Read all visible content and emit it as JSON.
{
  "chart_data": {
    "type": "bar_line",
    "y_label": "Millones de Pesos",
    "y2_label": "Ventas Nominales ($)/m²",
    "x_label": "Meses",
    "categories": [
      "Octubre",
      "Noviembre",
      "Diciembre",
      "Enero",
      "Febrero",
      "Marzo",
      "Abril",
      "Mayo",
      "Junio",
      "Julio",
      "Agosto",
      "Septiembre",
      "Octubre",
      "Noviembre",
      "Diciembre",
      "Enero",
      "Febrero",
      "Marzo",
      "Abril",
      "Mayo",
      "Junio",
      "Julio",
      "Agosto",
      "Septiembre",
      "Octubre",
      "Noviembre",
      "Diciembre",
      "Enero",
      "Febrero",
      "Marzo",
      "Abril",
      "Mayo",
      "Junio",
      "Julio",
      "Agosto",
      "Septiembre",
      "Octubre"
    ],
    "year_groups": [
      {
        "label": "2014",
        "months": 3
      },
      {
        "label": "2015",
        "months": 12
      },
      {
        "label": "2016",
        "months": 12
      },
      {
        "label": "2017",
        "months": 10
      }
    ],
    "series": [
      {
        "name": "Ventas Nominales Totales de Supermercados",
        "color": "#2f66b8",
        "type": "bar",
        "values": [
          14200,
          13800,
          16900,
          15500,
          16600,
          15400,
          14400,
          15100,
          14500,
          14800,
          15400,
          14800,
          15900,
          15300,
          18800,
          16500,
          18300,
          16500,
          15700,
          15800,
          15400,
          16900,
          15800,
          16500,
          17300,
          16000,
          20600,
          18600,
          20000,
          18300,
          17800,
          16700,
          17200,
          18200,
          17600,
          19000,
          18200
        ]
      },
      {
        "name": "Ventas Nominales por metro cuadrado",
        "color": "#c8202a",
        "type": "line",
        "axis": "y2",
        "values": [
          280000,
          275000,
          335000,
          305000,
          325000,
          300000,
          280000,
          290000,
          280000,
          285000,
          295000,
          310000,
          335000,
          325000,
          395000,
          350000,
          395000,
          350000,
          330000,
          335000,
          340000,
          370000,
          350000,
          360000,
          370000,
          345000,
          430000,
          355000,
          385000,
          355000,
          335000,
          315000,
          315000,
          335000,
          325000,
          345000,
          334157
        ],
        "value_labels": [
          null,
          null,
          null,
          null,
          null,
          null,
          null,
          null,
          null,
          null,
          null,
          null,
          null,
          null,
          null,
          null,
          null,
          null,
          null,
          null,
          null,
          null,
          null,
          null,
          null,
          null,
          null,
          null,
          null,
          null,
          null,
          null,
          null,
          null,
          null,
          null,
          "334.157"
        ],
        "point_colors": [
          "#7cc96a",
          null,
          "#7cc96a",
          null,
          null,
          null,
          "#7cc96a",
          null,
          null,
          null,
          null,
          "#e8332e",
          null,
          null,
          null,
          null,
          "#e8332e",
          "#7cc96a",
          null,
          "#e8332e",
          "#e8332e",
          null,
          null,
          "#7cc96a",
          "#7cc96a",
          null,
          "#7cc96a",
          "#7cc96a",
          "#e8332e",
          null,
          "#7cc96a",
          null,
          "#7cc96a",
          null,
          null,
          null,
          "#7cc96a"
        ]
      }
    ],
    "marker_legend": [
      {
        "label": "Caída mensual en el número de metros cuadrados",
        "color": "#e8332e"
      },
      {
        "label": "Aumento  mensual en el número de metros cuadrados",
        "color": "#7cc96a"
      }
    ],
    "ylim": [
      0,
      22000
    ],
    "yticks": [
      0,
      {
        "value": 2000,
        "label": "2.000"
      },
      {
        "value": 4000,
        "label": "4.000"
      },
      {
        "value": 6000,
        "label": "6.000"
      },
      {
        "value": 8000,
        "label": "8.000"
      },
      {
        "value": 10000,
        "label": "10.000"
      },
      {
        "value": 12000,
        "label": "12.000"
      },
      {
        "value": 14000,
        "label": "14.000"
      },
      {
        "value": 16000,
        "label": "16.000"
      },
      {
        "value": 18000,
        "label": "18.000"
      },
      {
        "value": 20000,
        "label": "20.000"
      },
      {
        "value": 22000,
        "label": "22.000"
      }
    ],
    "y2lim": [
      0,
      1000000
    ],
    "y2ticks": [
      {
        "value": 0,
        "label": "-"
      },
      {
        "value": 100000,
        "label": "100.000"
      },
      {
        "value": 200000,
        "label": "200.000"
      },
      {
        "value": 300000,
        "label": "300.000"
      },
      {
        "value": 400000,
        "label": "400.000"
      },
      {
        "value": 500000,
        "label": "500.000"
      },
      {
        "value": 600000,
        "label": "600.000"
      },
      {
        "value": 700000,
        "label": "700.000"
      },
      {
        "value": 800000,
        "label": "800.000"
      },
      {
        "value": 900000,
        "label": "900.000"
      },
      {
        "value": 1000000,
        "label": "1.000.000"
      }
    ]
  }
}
________________
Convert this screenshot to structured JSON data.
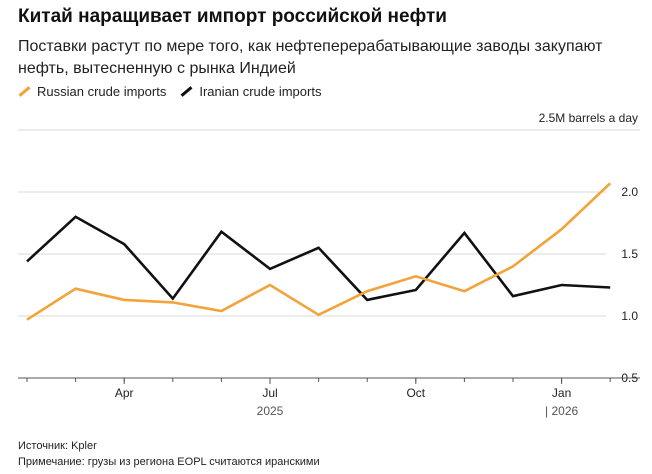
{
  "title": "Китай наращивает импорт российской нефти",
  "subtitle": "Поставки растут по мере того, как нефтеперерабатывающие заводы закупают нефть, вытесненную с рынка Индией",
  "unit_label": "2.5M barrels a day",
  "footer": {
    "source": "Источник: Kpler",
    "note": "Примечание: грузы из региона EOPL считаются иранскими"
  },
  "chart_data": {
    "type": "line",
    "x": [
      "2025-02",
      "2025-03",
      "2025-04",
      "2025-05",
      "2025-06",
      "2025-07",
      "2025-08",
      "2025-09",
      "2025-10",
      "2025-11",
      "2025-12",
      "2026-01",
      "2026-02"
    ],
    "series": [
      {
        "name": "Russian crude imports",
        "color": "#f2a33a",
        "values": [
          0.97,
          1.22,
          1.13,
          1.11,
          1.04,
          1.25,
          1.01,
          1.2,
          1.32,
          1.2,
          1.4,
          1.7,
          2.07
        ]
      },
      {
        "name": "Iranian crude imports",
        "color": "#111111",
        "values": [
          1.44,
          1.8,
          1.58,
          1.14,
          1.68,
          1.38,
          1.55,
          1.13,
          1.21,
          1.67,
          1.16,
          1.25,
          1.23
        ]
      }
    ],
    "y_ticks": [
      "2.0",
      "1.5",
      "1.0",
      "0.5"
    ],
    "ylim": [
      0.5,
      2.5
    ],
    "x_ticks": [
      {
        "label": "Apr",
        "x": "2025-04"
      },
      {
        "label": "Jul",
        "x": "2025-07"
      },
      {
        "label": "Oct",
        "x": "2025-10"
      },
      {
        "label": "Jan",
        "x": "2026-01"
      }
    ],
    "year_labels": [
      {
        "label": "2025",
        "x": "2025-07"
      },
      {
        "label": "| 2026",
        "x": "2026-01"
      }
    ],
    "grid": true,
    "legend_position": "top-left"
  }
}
________________
**What is expected**. What is the number of lines in the records that contain "months"? Give that number only.

**Solution for this exercise**. 4